• Exercise description
Each line that holds the word "appareil" should be returned.

[Data items]
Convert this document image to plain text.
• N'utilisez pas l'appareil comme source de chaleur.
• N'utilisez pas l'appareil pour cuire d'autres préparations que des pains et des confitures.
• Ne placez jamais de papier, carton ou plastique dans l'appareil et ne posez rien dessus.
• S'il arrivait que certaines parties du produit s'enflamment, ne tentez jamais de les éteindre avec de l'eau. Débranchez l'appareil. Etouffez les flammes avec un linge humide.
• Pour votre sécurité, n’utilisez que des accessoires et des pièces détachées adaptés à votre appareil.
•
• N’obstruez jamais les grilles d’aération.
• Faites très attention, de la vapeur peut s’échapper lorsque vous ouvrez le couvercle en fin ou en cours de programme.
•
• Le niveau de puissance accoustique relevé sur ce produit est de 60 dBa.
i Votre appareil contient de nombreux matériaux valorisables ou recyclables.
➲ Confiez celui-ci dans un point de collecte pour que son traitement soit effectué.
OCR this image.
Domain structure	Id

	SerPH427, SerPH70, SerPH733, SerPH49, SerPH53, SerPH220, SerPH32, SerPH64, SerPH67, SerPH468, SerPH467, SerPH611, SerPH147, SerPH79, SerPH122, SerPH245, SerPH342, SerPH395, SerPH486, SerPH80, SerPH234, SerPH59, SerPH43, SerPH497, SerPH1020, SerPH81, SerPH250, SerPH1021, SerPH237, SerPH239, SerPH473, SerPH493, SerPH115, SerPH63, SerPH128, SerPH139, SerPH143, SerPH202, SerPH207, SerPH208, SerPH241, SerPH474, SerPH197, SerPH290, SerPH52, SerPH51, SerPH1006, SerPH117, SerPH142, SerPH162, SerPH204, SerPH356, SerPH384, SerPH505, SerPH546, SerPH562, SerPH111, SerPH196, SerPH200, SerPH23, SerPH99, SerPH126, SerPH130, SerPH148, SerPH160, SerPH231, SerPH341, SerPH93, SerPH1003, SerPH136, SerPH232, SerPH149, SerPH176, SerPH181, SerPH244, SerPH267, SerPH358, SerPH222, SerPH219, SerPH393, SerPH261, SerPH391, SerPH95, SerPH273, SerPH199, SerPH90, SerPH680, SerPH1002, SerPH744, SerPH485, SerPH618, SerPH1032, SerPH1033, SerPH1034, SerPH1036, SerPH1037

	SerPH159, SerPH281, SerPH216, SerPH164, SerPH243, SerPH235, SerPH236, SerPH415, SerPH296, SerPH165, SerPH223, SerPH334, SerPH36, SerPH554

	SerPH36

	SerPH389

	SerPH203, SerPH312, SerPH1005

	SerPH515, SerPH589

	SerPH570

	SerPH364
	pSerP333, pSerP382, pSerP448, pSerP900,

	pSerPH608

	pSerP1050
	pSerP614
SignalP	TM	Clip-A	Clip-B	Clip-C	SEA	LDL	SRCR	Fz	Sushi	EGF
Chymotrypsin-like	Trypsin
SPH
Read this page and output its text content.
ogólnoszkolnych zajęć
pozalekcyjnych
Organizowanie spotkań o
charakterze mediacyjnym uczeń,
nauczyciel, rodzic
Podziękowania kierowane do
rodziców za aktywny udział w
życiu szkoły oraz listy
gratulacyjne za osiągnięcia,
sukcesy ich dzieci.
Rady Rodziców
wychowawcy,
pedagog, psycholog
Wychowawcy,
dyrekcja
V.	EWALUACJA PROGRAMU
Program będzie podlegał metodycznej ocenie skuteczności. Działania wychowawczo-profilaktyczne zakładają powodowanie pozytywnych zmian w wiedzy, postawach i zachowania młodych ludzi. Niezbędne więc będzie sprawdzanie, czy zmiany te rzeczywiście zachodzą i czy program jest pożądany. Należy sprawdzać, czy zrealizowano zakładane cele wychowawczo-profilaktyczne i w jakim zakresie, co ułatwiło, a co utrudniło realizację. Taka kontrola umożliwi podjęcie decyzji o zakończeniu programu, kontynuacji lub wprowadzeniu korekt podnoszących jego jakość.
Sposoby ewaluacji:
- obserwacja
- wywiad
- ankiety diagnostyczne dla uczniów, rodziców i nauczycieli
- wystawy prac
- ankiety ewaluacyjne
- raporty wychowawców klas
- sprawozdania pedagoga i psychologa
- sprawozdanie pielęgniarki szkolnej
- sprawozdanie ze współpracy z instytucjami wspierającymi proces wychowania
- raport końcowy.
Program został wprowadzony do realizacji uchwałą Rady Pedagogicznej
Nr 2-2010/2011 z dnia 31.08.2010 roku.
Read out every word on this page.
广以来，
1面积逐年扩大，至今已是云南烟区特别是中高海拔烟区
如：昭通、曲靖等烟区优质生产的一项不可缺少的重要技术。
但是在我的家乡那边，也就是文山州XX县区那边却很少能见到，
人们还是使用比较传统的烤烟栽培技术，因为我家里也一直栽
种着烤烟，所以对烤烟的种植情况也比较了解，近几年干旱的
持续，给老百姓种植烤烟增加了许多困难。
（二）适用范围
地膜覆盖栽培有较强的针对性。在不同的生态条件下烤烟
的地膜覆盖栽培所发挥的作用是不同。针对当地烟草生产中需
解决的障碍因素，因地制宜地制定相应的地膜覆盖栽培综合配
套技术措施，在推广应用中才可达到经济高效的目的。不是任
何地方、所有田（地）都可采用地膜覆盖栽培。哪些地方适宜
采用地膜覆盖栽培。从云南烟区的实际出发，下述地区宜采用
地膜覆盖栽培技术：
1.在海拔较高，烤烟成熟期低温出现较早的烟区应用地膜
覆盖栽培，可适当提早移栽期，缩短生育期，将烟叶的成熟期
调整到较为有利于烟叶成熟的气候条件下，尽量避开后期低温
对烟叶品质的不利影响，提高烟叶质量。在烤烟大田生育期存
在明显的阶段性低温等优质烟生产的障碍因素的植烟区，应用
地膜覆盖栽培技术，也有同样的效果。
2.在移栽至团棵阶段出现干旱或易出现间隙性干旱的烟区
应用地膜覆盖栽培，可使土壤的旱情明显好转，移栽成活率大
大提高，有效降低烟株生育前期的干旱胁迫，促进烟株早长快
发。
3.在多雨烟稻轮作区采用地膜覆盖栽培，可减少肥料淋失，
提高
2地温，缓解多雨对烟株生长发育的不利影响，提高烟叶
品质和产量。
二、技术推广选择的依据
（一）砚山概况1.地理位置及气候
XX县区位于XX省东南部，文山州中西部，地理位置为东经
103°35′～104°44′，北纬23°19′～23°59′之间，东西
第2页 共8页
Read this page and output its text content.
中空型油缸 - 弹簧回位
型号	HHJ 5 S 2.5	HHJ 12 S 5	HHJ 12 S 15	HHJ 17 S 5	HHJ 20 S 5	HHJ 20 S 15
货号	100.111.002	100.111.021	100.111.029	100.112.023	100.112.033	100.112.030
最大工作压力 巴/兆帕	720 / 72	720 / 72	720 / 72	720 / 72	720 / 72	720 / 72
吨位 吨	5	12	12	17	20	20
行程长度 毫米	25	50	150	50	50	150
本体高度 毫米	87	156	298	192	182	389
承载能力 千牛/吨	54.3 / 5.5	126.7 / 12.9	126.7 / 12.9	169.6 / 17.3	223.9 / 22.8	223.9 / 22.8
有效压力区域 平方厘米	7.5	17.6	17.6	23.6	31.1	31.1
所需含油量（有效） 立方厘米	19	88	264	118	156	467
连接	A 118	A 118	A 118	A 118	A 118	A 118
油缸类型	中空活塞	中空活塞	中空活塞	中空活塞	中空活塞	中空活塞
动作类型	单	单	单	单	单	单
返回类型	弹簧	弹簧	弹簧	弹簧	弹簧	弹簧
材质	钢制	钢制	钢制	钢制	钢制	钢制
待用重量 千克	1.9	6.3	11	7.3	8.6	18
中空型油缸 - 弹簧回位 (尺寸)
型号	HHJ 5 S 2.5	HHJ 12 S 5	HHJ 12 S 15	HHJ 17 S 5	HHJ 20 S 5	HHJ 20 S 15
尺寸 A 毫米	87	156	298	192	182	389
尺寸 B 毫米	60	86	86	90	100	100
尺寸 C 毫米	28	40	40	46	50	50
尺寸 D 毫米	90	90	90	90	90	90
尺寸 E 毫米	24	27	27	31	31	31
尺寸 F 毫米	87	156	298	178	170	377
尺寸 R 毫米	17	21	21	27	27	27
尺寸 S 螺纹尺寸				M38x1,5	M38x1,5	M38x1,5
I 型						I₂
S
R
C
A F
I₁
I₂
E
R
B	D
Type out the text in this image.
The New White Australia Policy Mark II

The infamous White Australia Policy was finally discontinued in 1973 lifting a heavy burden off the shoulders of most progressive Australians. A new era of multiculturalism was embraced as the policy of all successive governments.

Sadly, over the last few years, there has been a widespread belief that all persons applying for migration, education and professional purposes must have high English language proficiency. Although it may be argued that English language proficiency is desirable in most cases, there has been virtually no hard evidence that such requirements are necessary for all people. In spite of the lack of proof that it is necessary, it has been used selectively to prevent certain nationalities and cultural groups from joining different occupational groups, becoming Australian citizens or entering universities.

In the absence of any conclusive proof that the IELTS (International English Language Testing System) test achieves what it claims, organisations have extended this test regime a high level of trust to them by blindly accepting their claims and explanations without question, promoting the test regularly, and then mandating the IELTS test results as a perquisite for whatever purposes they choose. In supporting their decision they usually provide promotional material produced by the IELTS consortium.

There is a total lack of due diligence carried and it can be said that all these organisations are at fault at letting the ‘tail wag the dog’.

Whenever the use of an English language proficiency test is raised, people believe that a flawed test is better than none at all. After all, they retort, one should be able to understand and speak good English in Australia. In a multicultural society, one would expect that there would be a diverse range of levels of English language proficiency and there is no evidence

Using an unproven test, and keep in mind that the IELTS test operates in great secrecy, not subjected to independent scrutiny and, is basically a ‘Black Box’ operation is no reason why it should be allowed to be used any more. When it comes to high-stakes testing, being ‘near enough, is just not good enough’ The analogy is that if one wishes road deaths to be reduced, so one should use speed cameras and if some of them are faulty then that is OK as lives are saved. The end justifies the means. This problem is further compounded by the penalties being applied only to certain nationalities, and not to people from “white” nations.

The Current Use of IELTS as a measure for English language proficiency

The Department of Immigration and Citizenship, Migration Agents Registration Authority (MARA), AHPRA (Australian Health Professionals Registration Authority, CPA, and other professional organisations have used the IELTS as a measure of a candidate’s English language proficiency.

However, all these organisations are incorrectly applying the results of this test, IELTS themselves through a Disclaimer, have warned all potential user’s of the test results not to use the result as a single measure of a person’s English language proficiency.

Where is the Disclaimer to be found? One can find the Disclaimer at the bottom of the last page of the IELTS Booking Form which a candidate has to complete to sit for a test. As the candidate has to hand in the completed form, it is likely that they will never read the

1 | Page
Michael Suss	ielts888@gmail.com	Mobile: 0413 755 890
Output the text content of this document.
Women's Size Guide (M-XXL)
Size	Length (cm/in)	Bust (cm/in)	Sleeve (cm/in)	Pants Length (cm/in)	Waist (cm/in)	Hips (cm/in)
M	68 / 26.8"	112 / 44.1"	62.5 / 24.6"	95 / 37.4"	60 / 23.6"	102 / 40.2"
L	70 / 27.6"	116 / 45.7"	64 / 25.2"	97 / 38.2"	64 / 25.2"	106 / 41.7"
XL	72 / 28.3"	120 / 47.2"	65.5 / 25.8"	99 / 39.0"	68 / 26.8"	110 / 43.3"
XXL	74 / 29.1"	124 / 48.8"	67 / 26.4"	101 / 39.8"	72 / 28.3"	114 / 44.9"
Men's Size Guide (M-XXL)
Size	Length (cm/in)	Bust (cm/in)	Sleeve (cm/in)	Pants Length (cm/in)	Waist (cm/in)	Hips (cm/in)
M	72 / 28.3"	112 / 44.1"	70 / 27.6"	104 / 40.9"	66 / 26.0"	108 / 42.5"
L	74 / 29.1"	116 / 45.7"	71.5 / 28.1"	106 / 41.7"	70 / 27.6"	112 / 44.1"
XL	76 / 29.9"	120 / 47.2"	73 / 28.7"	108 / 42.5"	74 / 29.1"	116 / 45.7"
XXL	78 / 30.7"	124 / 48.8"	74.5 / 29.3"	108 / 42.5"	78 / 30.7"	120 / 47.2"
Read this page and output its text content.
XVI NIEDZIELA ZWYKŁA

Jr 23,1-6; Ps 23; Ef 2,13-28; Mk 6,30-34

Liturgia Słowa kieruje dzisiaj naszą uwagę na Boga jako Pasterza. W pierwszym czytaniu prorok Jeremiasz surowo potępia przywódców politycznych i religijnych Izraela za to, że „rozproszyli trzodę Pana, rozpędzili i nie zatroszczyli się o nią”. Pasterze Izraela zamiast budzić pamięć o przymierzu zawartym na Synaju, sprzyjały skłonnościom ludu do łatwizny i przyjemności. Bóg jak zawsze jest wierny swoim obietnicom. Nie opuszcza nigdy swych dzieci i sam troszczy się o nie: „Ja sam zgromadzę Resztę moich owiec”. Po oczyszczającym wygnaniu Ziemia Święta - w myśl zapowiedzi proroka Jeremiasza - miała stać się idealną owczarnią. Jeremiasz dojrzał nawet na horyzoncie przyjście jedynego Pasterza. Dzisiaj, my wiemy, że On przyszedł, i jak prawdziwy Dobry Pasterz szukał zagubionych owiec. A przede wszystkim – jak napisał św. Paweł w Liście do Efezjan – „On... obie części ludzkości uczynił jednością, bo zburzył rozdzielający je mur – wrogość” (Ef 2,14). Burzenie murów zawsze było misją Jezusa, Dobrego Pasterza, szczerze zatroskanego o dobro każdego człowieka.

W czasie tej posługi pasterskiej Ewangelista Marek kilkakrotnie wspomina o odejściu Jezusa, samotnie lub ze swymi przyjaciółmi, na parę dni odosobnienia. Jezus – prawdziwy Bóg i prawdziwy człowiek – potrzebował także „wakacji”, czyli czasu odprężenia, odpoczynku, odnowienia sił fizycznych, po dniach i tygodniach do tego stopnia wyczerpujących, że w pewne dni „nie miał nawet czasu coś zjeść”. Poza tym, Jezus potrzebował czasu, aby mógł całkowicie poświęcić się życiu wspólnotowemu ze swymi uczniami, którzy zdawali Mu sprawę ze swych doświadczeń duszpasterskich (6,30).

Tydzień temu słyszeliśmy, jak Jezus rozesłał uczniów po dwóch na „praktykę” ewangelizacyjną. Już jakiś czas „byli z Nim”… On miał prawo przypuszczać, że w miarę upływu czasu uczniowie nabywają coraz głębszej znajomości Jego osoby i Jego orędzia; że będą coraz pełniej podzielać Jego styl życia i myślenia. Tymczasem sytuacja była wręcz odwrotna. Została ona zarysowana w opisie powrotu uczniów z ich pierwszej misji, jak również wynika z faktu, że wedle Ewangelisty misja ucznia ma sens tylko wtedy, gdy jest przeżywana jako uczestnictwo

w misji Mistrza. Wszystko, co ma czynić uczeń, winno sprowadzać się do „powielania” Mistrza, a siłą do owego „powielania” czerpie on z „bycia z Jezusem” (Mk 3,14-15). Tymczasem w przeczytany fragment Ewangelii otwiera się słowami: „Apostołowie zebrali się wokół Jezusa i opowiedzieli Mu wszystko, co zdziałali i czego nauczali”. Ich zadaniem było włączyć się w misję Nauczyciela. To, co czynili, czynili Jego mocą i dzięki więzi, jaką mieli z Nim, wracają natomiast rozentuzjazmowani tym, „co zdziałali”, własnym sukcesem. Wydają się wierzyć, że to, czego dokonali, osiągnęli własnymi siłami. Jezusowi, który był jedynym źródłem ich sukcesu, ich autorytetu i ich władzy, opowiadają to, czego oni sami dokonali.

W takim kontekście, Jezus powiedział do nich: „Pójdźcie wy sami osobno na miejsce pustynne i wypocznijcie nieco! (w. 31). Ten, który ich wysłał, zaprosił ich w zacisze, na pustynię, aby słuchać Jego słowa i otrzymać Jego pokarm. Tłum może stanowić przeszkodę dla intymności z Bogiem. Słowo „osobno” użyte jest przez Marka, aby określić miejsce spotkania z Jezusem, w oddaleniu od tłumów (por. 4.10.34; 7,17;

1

• Worked solution
• N'utilisez pas l'appareil comme source de chaleur.
• N'utilisez pas l'appareil pour cuire d'autres préparations que des pains et des confitures.
• Ne placez jamais de papier, carton ou plastique dans l'appareil et ne posez rien dessus.
• S'il arrivait que certaines parties du produit s'enflamment, ne tentez jamais de les éteindre avec de l'eau. Débranchez l'appareil. Etouffez les flammes avec un linge humide.
• Pour votre sécurité, n’utilisez que des accessoires et des pièces détachées adaptés à votre appareil.
i Votre appareil contient de nombreux matériaux valorisables ou recyclables.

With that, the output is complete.